Your objective — Scan the records below for the word "JSON" and give only the number of lines that hold it.

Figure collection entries
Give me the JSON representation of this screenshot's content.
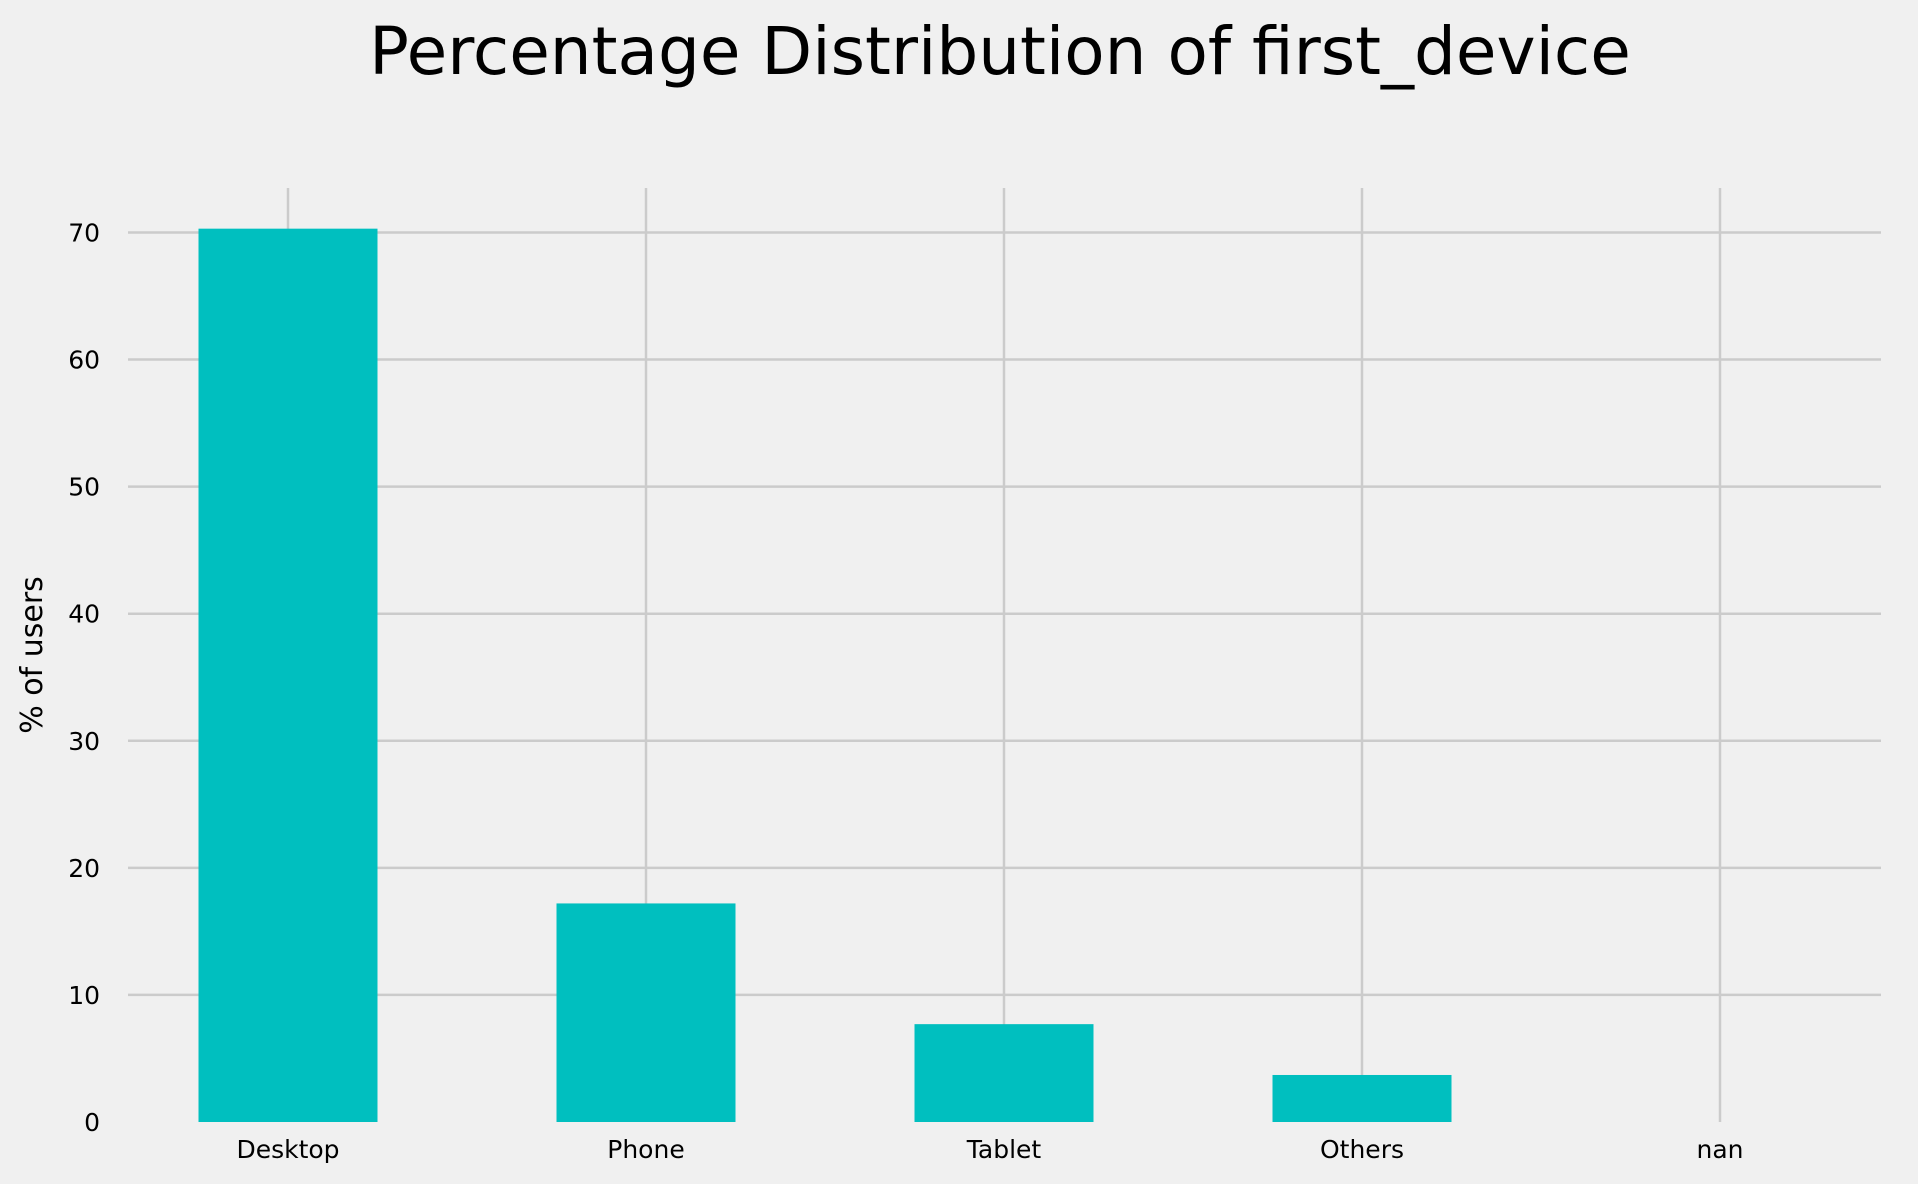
{
  "chart_data": {
    "type": "bar",
    "title": "Percentage Distribution of first_device",
    "xlabel": "",
    "ylabel": "% of users",
    "categories": [
      "Desktop",
      "Phone",
      "Tablet",
      "Others",
      "nan"
    ],
    "values": [
      70.3,
      17.2,
      7.7,
      3.7,
      0
    ],
    "ylim": [
      0,
      73.5
    ],
    "yticks": [
      0,
      10,
      20,
      30,
      40,
      50,
      60,
      70
    ],
    "grid": true,
    "bar_color": "#00bfbf",
    "background_color": "#f0f0f0",
    "grid_color": "#cbcbcb"
  }
}
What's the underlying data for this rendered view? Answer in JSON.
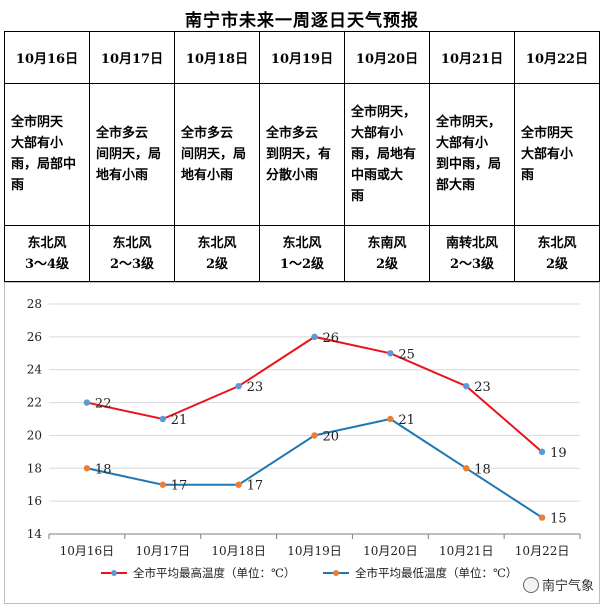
{
  "title": "南宁市未来一周逐日天气预报",
  "forecast": [
    {
      "date": "10月16日",
      "desc": [
        "全市阴天",
        "大部有小",
        "雨，局部中",
        "雨"
      ],
      "wind": [
        "东北风",
        "3～4级"
      ]
    },
    {
      "date": "10月17日",
      "desc": [
        "全市多云",
        "间阴天，局",
        "地有小雨"
      ],
      "wind": [
        "东北风",
        "2～3级"
      ]
    },
    {
      "date": "10月18日",
      "desc": [
        "全市多云",
        "间阴天，局",
        "地有小雨"
      ],
      "wind": [
        "东北风",
        "2级"
      ]
    },
    {
      "date": "10月19日",
      "desc": [
        "全市多云",
        "到阴天，有",
        "分散小雨"
      ],
      "wind": [
        "东北风",
        "1～2级"
      ]
    },
    {
      "date": "10月20日",
      "desc": [
        "全市阴天，",
        "大部有小",
        "雨，局地有",
        "中雨或大",
        "雨"
      ],
      "wind": [
        "东南风",
        "2级"
      ]
    },
    {
      "date": "10月21日",
      "desc": [
        "全市阴天，",
        "大部有小",
        "到中雨，局",
        "部大雨"
      ],
      "wind": [
        "南转北风",
        "2～3级"
      ]
    },
    {
      "date": "10月22日",
      "desc": [
        "全市阴天",
        "大部有小",
        "雨"
      ],
      "wind": [
        "东北风",
        "2级"
      ]
    }
  ],
  "chart_data": {
    "type": "line",
    "categories": [
      "10月16日",
      "10月17日",
      "10月18日",
      "10月19日",
      "10月20日",
      "10月21日",
      "10月22日"
    ],
    "series": [
      {
        "name": "全市平均最高温度（单位：℃）",
        "values": [
          22,
          21,
          23,
          26,
          25,
          23,
          19
        ],
        "color": "#e8141c",
        "marker_color": "#5b9bd5"
      },
      {
        "name": "全市平均最低温度（单位：℃）",
        "values": [
          18,
          17,
          17,
          20,
          21,
          18,
          15
        ],
        "color": "#1f77b4",
        "marker_color": "#ed7d31"
      }
    ],
    "ylim": [
      14,
      28
    ],
    "yticks": [
      14,
      16,
      18,
      20,
      22,
      24,
      26,
      28
    ],
    "grid": true,
    "data_labels": true,
    "legend": "bottom"
  },
  "watermark": "南宁气象"
}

Final result — 2